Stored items

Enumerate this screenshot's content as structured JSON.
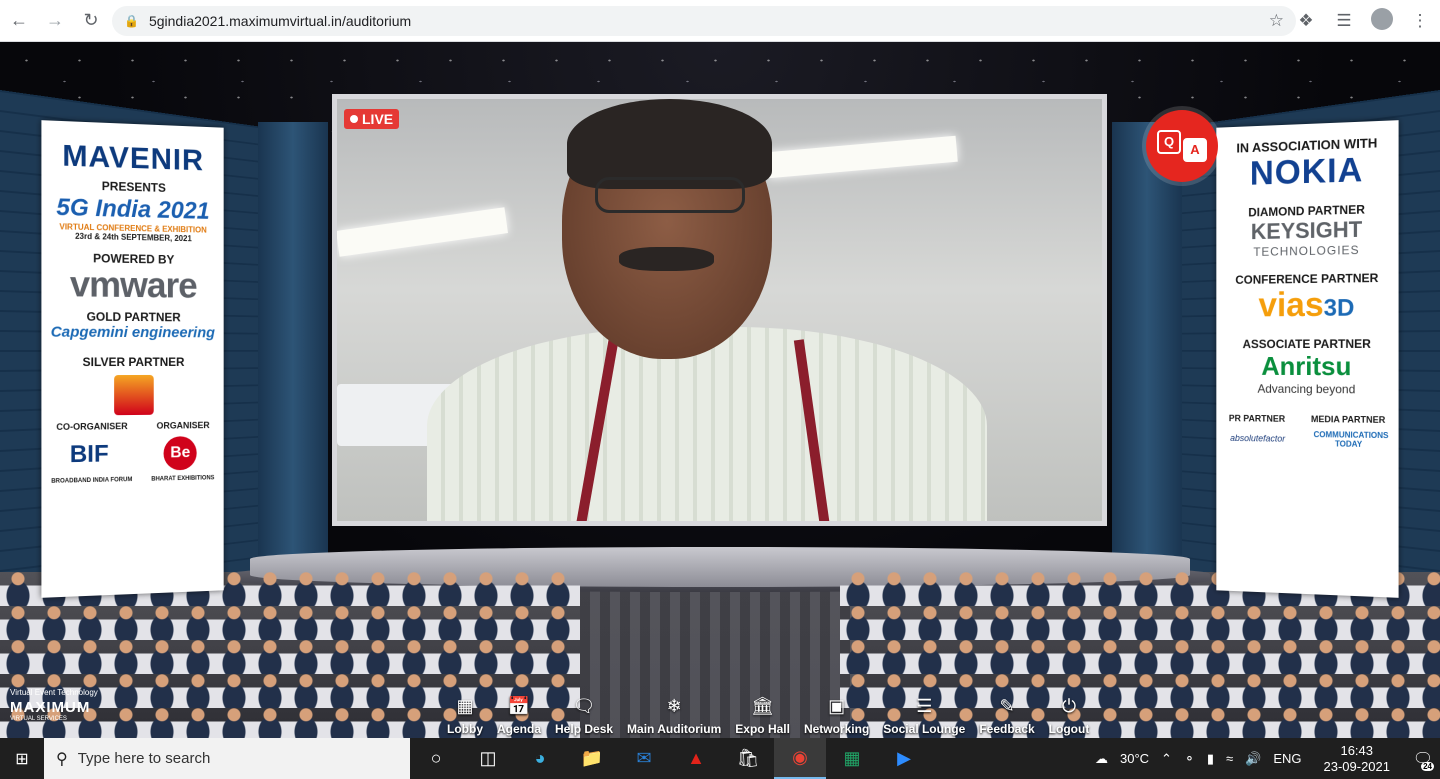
{
  "browser": {
    "url": "5gindia2021.maximumvirtual.in/auditorium"
  },
  "video": {
    "live_label": "LIVE"
  },
  "left_banner": {
    "brand": "MAVENIR",
    "presents": "PRESENTS",
    "event_title": "5G India 2021",
    "event_sub": "VIRTUAL CONFERENCE & EXHIBITION",
    "event_dates": "23rd & 24th SEPTEMBER, 2021",
    "powered_by": "POWERED BY",
    "powered_logo": "vmware",
    "gold_partner": "GOLD PARTNER",
    "gold_logo": "Capgemini engineering",
    "silver_partner": "SILVER PARTNER",
    "co_organiser": "CO-ORGANISER",
    "co_organiser_logo": "BIF",
    "co_organiser_sub": "BROADBAND INDIA FORUM",
    "organiser": "ORGANISER",
    "organiser_logo": "Be",
    "organiser_sub": "BHARAT EXHIBITIONS"
  },
  "right_banner": {
    "in_association": "IN ASSOCIATION WITH",
    "association_logo": "NOKIA",
    "diamond_partner": "DIAMOND PARTNER",
    "diamond_logo": "KEYSIGHT",
    "diamond_sub": "TECHNOLOGIES",
    "conference_partner": "CONFERENCE PARTNER",
    "conference_logo": "vias",
    "conference_logo_suffix": "3D",
    "associate_partner": "ASSOCIATE PARTNER",
    "associate_logo": "Anritsu",
    "associate_sub": "Advancing beyond",
    "pr_partner": "PR PARTNER",
    "pr_logo": "absolutefactor",
    "media_partner": "MEDIA PARTNER",
    "media_logo": "COMMUNICATIONS TODAY"
  },
  "event_logo": {
    "line1": "Virtual Event Technology",
    "line2": "MAXIMUM",
    "line3": "VIRTUAL SERVICES"
  },
  "bottom_nav": [
    {
      "label": "Lobby",
      "icon": "grid-icon"
    },
    {
      "label": "Agenda",
      "icon": "calendar-icon"
    },
    {
      "label": "Help Desk",
      "icon": "chat-icon"
    },
    {
      "label": "Main Auditorium",
      "icon": "snowflake-icon"
    },
    {
      "label": "Expo Hall",
      "icon": "building-icon"
    },
    {
      "label": "Networking",
      "icon": "card-icon"
    },
    {
      "label": "Social Lounge",
      "icon": "stack-icon"
    },
    {
      "label": "Feedback",
      "icon": "pen-icon"
    },
    {
      "label": "Logout",
      "icon": "power-icon"
    }
  ],
  "taskbar": {
    "search_placeholder": "Type here to search",
    "weather": "30°C",
    "language": "ENG",
    "time": "16:43",
    "date": "23-09-2021",
    "notification_count": "24"
  }
}
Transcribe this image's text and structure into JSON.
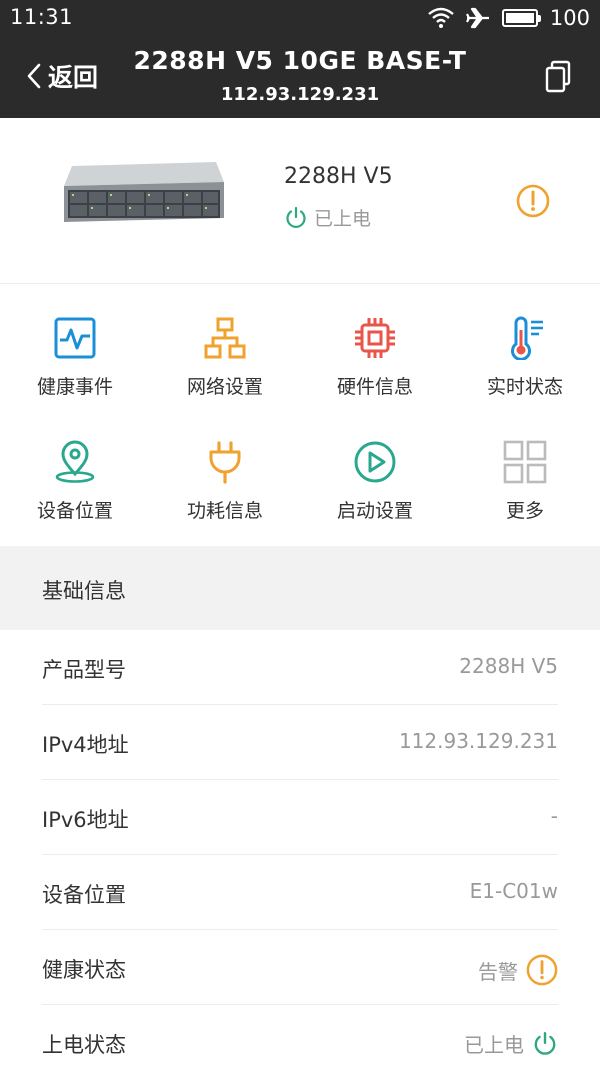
{
  "status_bar": {
    "time": "11:31",
    "battery": "100"
  },
  "header": {
    "back_label": "返回",
    "title": "2288H V5 10GE BASE-T",
    "subtitle": "112.93.129.231"
  },
  "device": {
    "model": "2288H V5",
    "power_status": "已上电"
  },
  "menu": [
    {
      "label": "健康事件",
      "icon": "health-event-icon"
    },
    {
      "label": "网络设置",
      "icon": "network-settings-icon"
    },
    {
      "label": "硬件信息",
      "icon": "hardware-chip-icon"
    },
    {
      "label": "实时状态",
      "icon": "thermometer-icon"
    },
    {
      "label": "设备位置",
      "icon": "location-pin-icon"
    },
    {
      "label": "功耗信息",
      "icon": "power-plug-icon"
    },
    {
      "label": "启动设置",
      "icon": "play-circle-icon"
    },
    {
      "label": "更多",
      "icon": "more-grid-icon"
    }
  ],
  "basic_info": {
    "title": "基础信息",
    "rows": [
      {
        "key": "产品型号",
        "value": "2288H V5"
      },
      {
        "key": "IPv4地址",
        "value": "112.93.129.231"
      },
      {
        "key": "IPv6地址",
        "value": "-"
      },
      {
        "key": "设备位置",
        "value": "E1-C01w"
      },
      {
        "key": "健康状态",
        "value": "告警"
      },
      {
        "key": "上电状态",
        "value": "已上电"
      }
    ]
  },
  "colors": {
    "header_bg": "#2b2b2b",
    "blue": "#1a8fd8",
    "orange": "#f0a22e",
    "red": "#e8564a",
    "green": "#29a88e",
    "gray": "#999999",
    "alert": "#f0a22e",
    "power_green": "#2fa87e"
  }
}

• [WRITTEN EXERCISE] Take the listing and print it again exactly, but without any pictures.

• [SOLUTION]
Enumerate this screenshot's content as structured JSON.
{
  "browser": {
    "url": "5gindia2021.maximumvirtual.in/auditorium"
  },
  "video": {
    "live_label": "LIVE"
  },
  "left_banner": {
    "brand": "MAVENIR",
    "presents": "PRESENTS",
    "event_title": "5G India 2021",
    "event_sub": "VIRTUAL CONFERENCE & EXHIBITION",
    "event_dates": "23rd & 24th SEPTEMBER, 2021",
    "powered_by": "POWERED BY",
    "powered_logo": "vmware",
    "gold_partner": "GOLD PARTNER",
    "gold_logo": "Capgemini engineering",
    "silver_partner": "SILVER PARTNER",
    "co_organiser": "CO-ORGANISER",
    "co_organiser_logo": "BIF",
    "co_organiser_sub": "BROADBAND INDIA FORUM",
    "organiser": "ORGANISER",
    "organiser_logo": "Be",
    "organiser_sub": "BHARAT EXHIBITIONS"
  },
  "right_banner": {
    "in_association": "IN ASSOCIATION WITH",
    "association_logo": "NOKIA",
    "diamond_partner": "DIAMOND PARTNER",
    "diamond_logo": "KEYSIGHT",
    "diamond_sub": "TECHNOLOGIES",
    "conference_partner": "CONFERENCE PARTNER",
    "conference_logo": "vias",
    "conference_logo_suffix": "3D",
    "associate_partner": "ASSOCIATE PARTNER",
    "associate_logo": "Anritsu",
    "associate_sub": "Advancing beyond",
    "pr_partner": "PR PARTNER",
    "pr_logo": "absolutefactor",
    "media_partner": "MEDIA PARTNER",
    "media_logo": "COMMUNICATIONS TODAY"
  },
  "event_logo": {
    "line1": "Virtual Event Technology",
    "line2": "MAXIMUM",
    "line3": "VIRTUAL SERVICES"
  },
  "bottom_nav": [
    {
      "label": "Lobby",
      "icon": "grid-icon"
    },
    {
      "label": "Agenda",
      "icon": "calendar-icon"
    },
    {
      "label": "Help Desk",
      "icon": "chat-icon"
    },
    {
      "label": "Main Auditorium",
      "icon": "snowflake-icon"
    },
    {
      "label": "Expo Hall",
      "icon": "building-icon"
    },
    {
      "label": "Networking",
      "icon": "card-icon"
    },
    {
      "label": "Social Lounge",
      "icon": "stack-icon"
    },
    {
      "label": "Feedback",
      "icon": "pen-icon"
    },
    {
      "label": "Logout",
      "icon": "power-icon"
    }
  ],
  "taskbar": {
    "search_placeholder": "Type here to search",
    "weather": "30°C",
    "language": "ENG",
    "time": "16:43",
    "date": "23-09-2021",
    "notification_count": "24"
  }
}
Transcribe this image's text and structure into JSON.
{
  "status_bar": {
    "time": "11:31",
    "battery": "100"
  },
  "header": {
    "back_label": "返回",
    "title": "2288H V5 10GE BASE-T",
    "subtitle": "112.93.129.231"
  },
  "device": {
    "model": "2288H V5",
    "power_status": "已上电"
  },
  "menu": [
    {
      "label": "健康事件",
      "icon": "health-event-icon"
    },
    {
      "label": "网络设置",
      "icon": "network-settings-icon"
    },
    {
      "label": "硬件信息",
      "icon": "hardware-chip-icon"
    },
    {
      "label": "实时状态",
      "icon": "thermometer-icon"
    },
    {
      "label": "设备位置",
      "icon": "location-pin-icon"
    },
    {
      "label": "功耗信息",
      "icon": "power-plug-icon"
    },
    {
      "label": "启动设置",
      "icon": "play-circle-icon"
    },
    {
      "label": "更多",
      "icon": "more-grid-icon"
    }
  ],
  "basic_info": {
    "title": "基础信息",
    "rows": [
      {
        "key": "产品型号",
        "value": "2288H V5"
      },
      {
        "key": "IPv4地址",
        "value": "112.93.129.231"
      },
      {
        "key": "IPv6地址",
        "value": "-"
      },
      {
        "key": "设备位置",
        "value": "E1-C01w"
      },
      {
        "key": "健康状态",
        "value": "告警"
      },
      {
        "key": "上电状态",
        "value": "已上电"
      }
    ]
  },
  "colors": {
    "header_bg": "#2b2b2b",
    "blue": "#1a8fd8",
    "orange": "#f0a22e",
    "red": "#e8564a",
    "green": "#29a88e",
    "gray": "#999999",
    "alert": "#f0a22e",
    "power_green": "#2fa87e"
  }
}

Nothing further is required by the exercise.